* GOAL OF THE EXERCISE *
Find and copy lines holding "JSON".

* AVAILABLE DATA *
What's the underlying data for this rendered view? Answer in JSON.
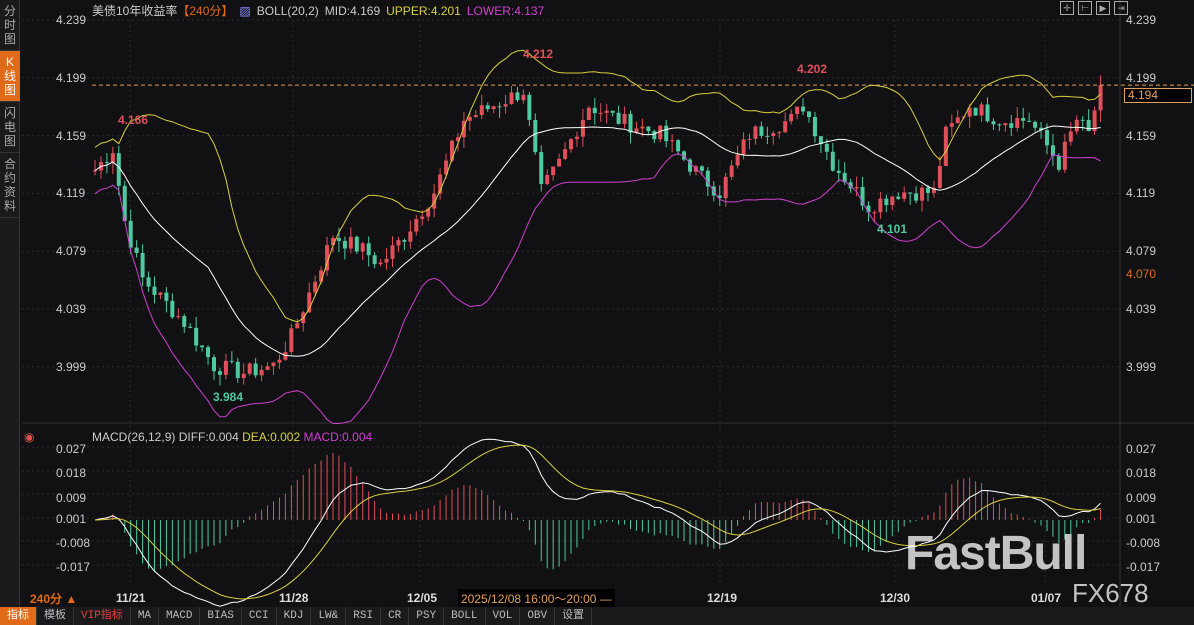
{
  "sidebar": {
    "tabs": [
      "分时图",
      "K线图",
      "闪电图",
      "合约资料"
    ],
    "active": 1
  },
  "header": {
    "title": "美债10年收益率",
    "period": "【240分】",
    "boll": "BOLL(20,2)",
    "mid": "MID:4.169",
    "upper": "UPPER:4.201",
    "lower": "LOWER:4.137"
  },
  "price_axis": [
    "4.239",
    "4.199",
    "4.159",
    "4.119",
    "4.079",
    "4.039",
    "3.999"
  ],
  "current_price": "4.194",
  "low_marker": "4.070",
  "annotations": {
    "high1": "4.166",
    "high2": "4.212",
    "high3": "4.202",
    "low1": "3.984",
    "low2": "4.101"
  },
  "macd": {
    "title": "MACD(26,12,9)",
    "diff": "DIFF:0.004",
    "dea": "DEA:0.002",
    "macd": "MACD:0.004",
    "axis": [
      "0.027",
      "0.018",
      "0.009",
      "0.001",
      "-0.008",
      "-0.017"
    ]
  },
  "dates": [
    "11/21",
    "11/28",
    "12/05",
    "12/19",
    "12/30",
    "01/07"
  ],
  "period_label": "240分 ▲",
  "tooltip": "2025/12/08 16:00～20:00 —",
  "toolbar": [
    "指标",
    "模板",
    "VIP指标",
    "MA",
    "MACD",
    "BIAS",
    "CCI",
    "KDJ",
    "LW&",
    "RSI",
    "CR",
    "PSY",
    "BOLL",
    "VOL",
    "OBV",
    "设置"
  ],
  "watermark": {
    "brand": "FastBull",
    "code": "FX678"
  },
  "colors": {
    "up": "#e0505a",
    "down": "#4fc9a0",
    "mid": "#ffffff",
    "upper": "#d8d040",
    "lower": "#d040d0",
    "accent": "#e06a1a"
  },
  "chart_data": {
    "type": "candlestick",
    "keypoints": [
      [
        0,
        4.135
      ],
      [
        3,
        4.15
      ],
      [
        5,
        4.1
      ],
      [
        8,
        4.06
      ],
      [
        15,
        4.03
      ],
      [
        20,
        4.0
      ],
      [
        25,
        3.995
      ],
      [
        30,
        4.0
      ],
      [
        33,
        4.02
      ],
      [
        37,
        4.06
      ],
      [
        40,
        4.09
      ],
      [
        45,
        4.08
      ],
      [
        48,
        4.07
      ],
      [
        52,
        4.09
      ],
      [
        57,
        4.12
      ],
      [
        62,
        4.17
      ],
      [
        67,
        4.18
      ],
      [
        72,
        4.19
      ],
      [
        75,
        4.12
      ],
      [
        78,
        4.14
      ],
      [
        83,
        4.18
      ],
      [
        88,
        4.17
      ],
      [
        95,
        4.16
      ],
      [
        102,
        4.13
      ],
      [
        105,
        4.12
      ],
      [
        110,
        4.16
      ],
      [
        117,
        4.17
      ],
      [
        119,
        4.18
      ],
      [
        124,
        4.14
      ],
      [
        130,
        4.11
      ],
      [
        135,
        4.12
      ],
      [
        141,
        4.12
      ],
      [
        143,
        4.16
      ],
      [
        147,
        4.18
      ],
      [
        152,
        4.17
      ],
      [
        157,
        4.17
      ],
      [
        162,
        4.14
      ],
      [
        165,
        4.17
      ],
      [
        167,
        4.16
      ],
      [
        169,
        4.194
      ]
    ]
  }
}
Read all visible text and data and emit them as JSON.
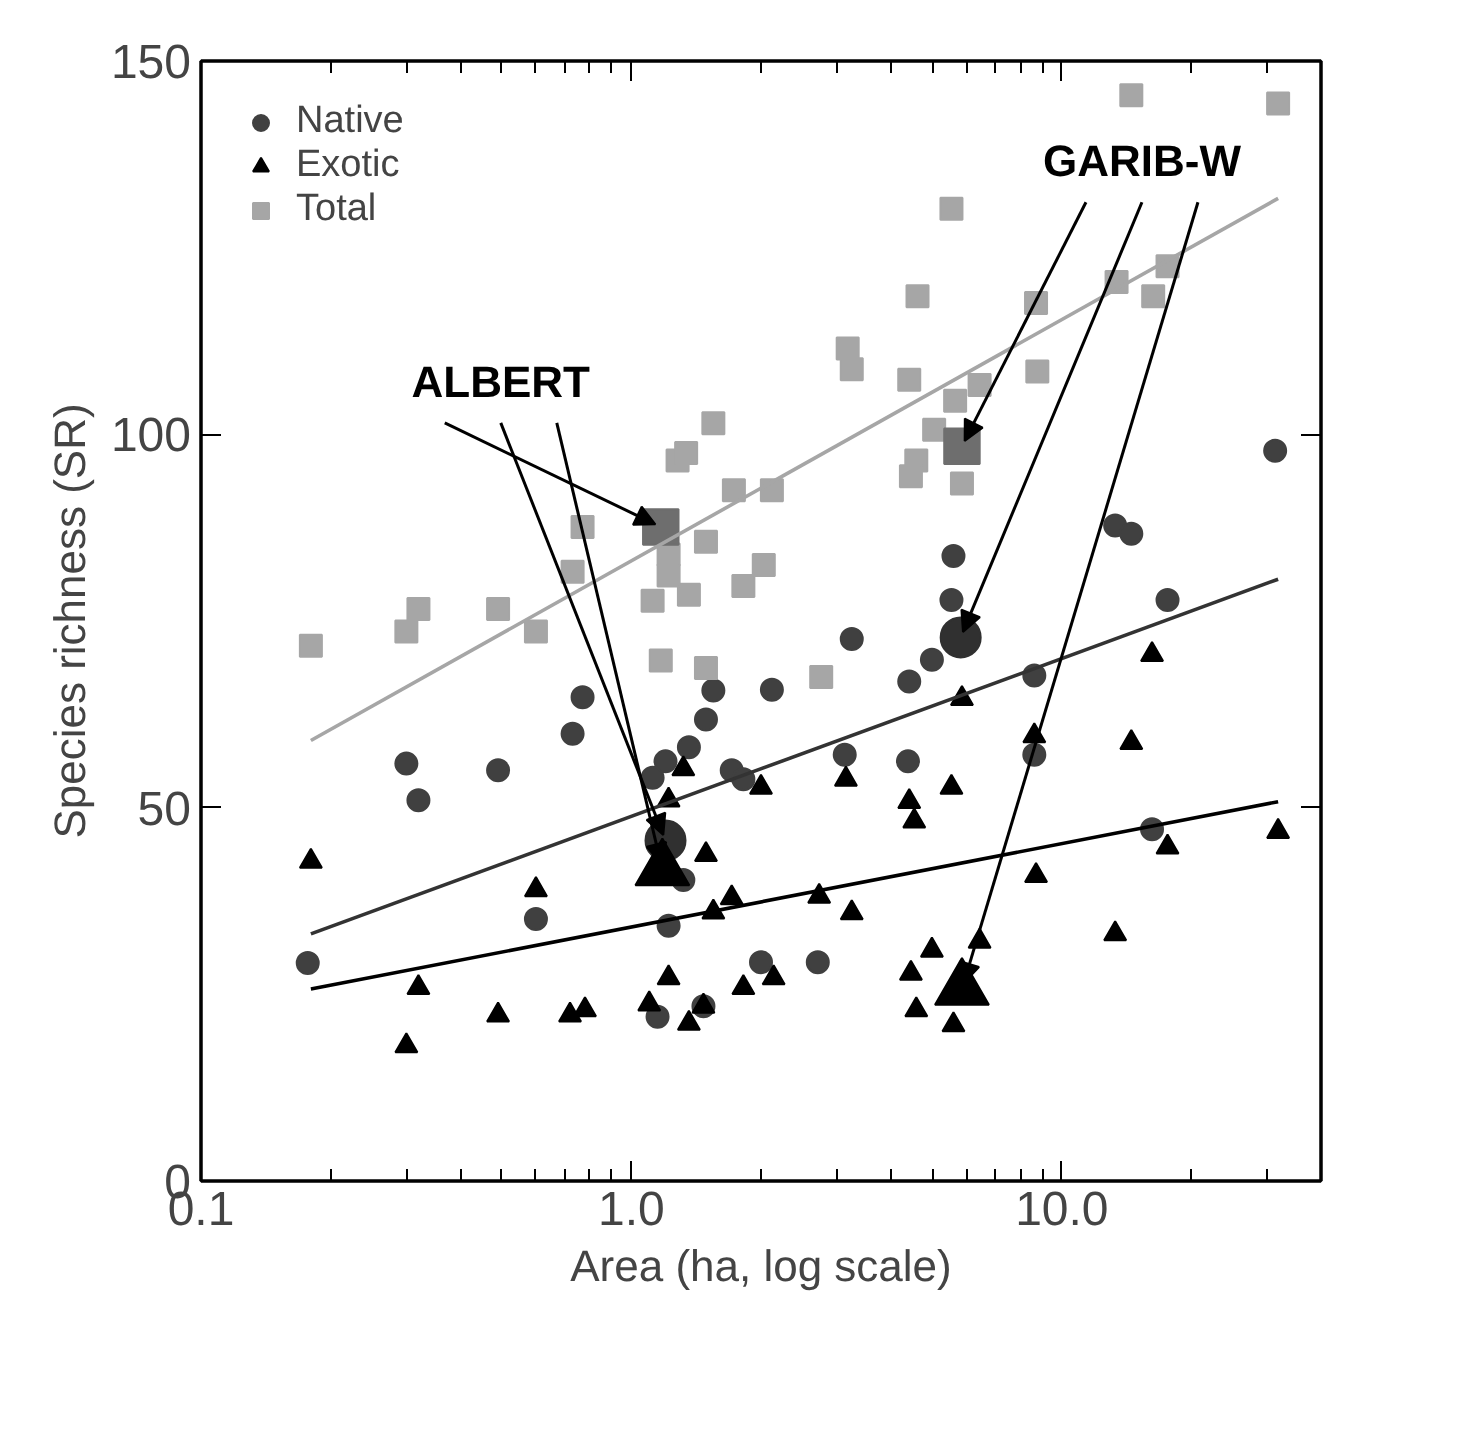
{
  "chart_data": {
    "type": "scatter",
    "xlabel": "Area (ha, log scale)",
    "ylabel": "Species richness (SR)",
    "log": "x",
    "xlim": [
      0.1,
      40
    ],
    "ylim": [
      0,
      150
    ],
    "xticks": [
      {
        "value": 0.1,
        "label": "0.1"
      },
      {
        "value": 0.2,
        "label": null
      },
      {
        "value": 0.3,
        "label": null
      },
      {
        "value": 0.4,
        "label": null
      },
      {
        "value": 0.5,
        "label": null
      },
      {
        "value": 0.6,
        "label": null
      },
      {
        "value": 0.7,
        "label": null
      },
      {
        "value": 0.8,
        "label": null
      },
      {
        "value": 0.9,
        "label": null
      },
      {
        "value": 1,
        "label": "1.0"
      },
      {
        "value": 2,
        "label": null
      },
      {
        "value": 3,
        "label": null
      },
      {
        "value": 4,
        "label": null
      },
      {
        "value": 5,
        "label": null
      },
      {
        "value": 6,
        "label": null
      },
      {
        "value": 7,
        "label": null
      },
      {
        "value": 8,
        "label": null
      },
      {
        "value": 9,
        "label": null
      },
      {
        "value": 10,
        "label": "10.0"
      },
      {
        "value": 20,
        "label": null
      },
      {
        "value": 30,
        "label": null
      }
    ],
    "yticks": [
      0,
      50,
      100,
      150
    ],
    "grid": false,
    "legend": "top left",
    "series": [
      {
        "name": "Native",
        "color": "#404040",
        "marker": "circle",
        "x": [
          0.177,
          0.3,
          0.32,
          0.49,
          0.6,
          0.73,
          0.77,
          1.15,
          1.12,
          1.2,
          1.22,
          1.36,
          1.49,
          1.55,
          1.71,
          1.32,
          3.25,
          2.12,
          4.42,
          4.99,
          1.82,
          3.13,
          4.39,
          8.63,
          8.63,
          2.0,
          2.71,
          1.47,
          16.2,
          5.6,
          5.54,
          13.3,
          14.5,
          17.6,
          31.3
        ],
        "values": [
          29.2,
          55.9,
          51.0,
          55.0,
          35.1,
          59.9,
          64.8,
          22.0,
          54.0,
          56.2,
          34.2,
          58.1,
          61.8,
          65.7,
          55.0,
          40.3,
          72.6,
          65.8,
          66.9,
          69.8,
          53.8,
          57.1,
          56.2,
          67.7,
          57.1,
          29.3,
          29.3,
          23.4,
          47.1,
          83.7,
          77.8,
          87.8,
          86.7,
          77.8,
          97.8
        ]
      },
      {
        "name": "Exotic",
        "color": "#000000",
        "marker": "triangle",
        "x": [
          0.18,
          0.32,
          0.3,
          0.49,
          0.6,
          0.72,
          0.78,
          1.1,
          1.22,
          1.22,
          1.32,
          1.36,
          1.47,
          1.49,
          1.55,
          1.71,
          1.82,
          2.14,
          2.0,
          3.15,
          2.73,
          3.25,
          4.42,
          4.54,
          5.54,
          5.86,
          4.99,
          6.44,
          4.46,
          4.59,
          5.6,
          8.63,
          8.71,
          14.5,
          16.2,
          13.3,
          17.6,
          31.8
        ],
        "values": [
          42.8,
          25.9,
          18.1,
          22.2,
          39.0,
          22.2,
          22.9,
          23.7,
          27.2,
          51.0,
          55.2,
          21.1,
          23.4,
          43.7,
          36.0,
          37.9,
          25.9,
          27.2,
          52.7,
          53.8,
          38.1,
          35.9,
          50.8,
          48.2,
          52.7,
          64.6,
          30.9,
          32.1,
          27.8,
          22.9,
          20.9,
          59.6,
          40.9,
          58.7,
          70.5,
          33.1,
          44.7,
          46.8
        ]
      },
      {
        "name": "Total",
        "color": "#a6a6a6",
        "marker": "square",
        "x": [
          0.18,
          0.3,
          0.32,
          0.49,
          0.6,
          0.73,
          0.77,
          1.17,
          1.49,
          1.12,
          1.36,
          1.22,
          1.22,
          1.49,
          1.28,
          1.34,
          1.55,
          1.73,
          2.12,
          2.03,
          1.82,
          2.76,
          3.18,
          3.25,
          4.42,
          4.62,
          5.54,
          5.65,
          5.05,
          6.44,
          4.59,
          4.46,
          5.86,
          8.71,
          8.77,
          13.4,
          14.5,
          16.3,
          17.6,
          31.8
        ],
        "values": [
          71.7,
          73.6,
          76.6,
          76.6,
          73.6,
          81.6,
          87.6,
          69.7,
          68.7,
          77.7,
          78.5,
          81.1,
          83.9,
          85.6,
          96.5,
          97.5,
          101.5,
          92.5,
          92.5,
          82.5,
          79.7,
          67.5,
          111.5,
          108.7,
          107.3,
          118.5,
          130.2,
          104.5,
          100.6,
          106.6,
          96.5,
          94.4,
          93.4,
          117.6,
          108.4,
          120.4,
          145.4,
          118.5,
          122.5,
          144.3
        ]
      },
      {
        "type": "bubble",
        "color": "#303030",
        "marker": "circle",
        "x": [
          1.2,
          5.82
        ],
        "values": [
          45.6,
          72.8
        ],
        "sizes": [
          1,
          1
        ]
      },
      {
        "type": "bubble",
        "color": "#000000",
        "marker": "triangle",
        "x": [
          1.18,
          5.86
        ],
        "values": [
          41.7,
          25.7
        ],
        "sizes": [
          1,
          1
        ]
      },
      {
        "type": "bubble",
        "color": "#6e6e6e",
        "marker": "square",
        "x": [
          1.17,
          5.86
        ],
        "values": [
          87.6,
          98.4
        ],
        "sizes": [
          1,
          1
        ]
      },
      {
        "type": "line",
        "color": "#a6a6a6",
        "x": [
          0.18,
          31.8
        ],
        "values": [
          59.0,
          131.6
        ]
      },
      {
        "type": "line",
        "color": "#333333",
        "x": [
          0.18,
          31.8
        ],
        "values": [
          33.1,
          80.6
        ]
      },
      {
        "type": "line",
        "color": "#000000",
        "x": [
          0.18,
          31.8
        ],
        "values": [
          25.7,
          50.8
        ]
      }
    ],
    "annotations": [
      {
        "text": "ALBERT",
        "x": 1.17,
        "y": 87.6
      },
      {
        "text": "GARIB-W",
        "x": 5.86,
        "y": 98.4
      }
    ]
  }
}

* ANSWER IN FULL *
What's the underlying data for this rendered view? Answer in JSON.
Read all visible text and data and emit them as JSON.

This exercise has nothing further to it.